*What is asked*
Locate and copy each line in the data that contains the word "density".
═══
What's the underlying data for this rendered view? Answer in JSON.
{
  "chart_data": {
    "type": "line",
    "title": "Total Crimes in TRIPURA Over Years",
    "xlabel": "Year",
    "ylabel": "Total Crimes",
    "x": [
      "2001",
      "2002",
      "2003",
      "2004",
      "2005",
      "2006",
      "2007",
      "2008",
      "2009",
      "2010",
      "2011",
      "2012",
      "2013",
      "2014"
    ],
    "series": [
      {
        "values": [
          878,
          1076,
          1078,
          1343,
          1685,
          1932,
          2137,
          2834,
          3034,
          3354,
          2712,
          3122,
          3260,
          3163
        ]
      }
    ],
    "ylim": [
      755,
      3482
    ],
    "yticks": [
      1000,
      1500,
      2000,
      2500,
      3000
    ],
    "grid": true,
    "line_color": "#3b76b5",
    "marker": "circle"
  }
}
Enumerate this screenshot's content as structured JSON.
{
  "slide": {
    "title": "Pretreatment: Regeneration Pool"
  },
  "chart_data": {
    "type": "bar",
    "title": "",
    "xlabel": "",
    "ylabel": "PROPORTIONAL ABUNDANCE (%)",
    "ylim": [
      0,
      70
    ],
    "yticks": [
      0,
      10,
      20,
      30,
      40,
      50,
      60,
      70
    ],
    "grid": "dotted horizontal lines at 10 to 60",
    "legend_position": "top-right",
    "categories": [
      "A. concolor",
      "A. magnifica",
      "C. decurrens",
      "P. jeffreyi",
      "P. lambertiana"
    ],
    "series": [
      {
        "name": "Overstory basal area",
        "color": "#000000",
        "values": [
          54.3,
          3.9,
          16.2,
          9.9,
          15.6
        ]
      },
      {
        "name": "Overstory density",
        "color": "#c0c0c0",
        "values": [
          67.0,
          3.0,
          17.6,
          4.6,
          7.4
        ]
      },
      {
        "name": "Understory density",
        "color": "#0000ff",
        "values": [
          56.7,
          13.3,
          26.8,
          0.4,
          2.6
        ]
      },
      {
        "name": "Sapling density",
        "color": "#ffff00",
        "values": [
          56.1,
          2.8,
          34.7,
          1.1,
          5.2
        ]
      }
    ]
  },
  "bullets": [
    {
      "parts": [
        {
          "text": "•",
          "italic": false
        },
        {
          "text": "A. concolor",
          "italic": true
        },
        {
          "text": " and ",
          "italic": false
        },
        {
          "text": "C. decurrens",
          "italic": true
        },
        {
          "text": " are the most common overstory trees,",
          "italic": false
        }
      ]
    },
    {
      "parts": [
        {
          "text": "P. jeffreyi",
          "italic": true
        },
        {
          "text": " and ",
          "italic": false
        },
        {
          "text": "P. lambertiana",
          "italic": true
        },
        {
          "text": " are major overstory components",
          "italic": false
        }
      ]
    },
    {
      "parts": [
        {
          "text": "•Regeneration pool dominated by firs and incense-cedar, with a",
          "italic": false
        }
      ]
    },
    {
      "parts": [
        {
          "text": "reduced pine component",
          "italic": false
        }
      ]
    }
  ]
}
═══
*Exercise response*
        "name": "Overstory density",
        "name": "Understory density",
        "name": "Sapling density",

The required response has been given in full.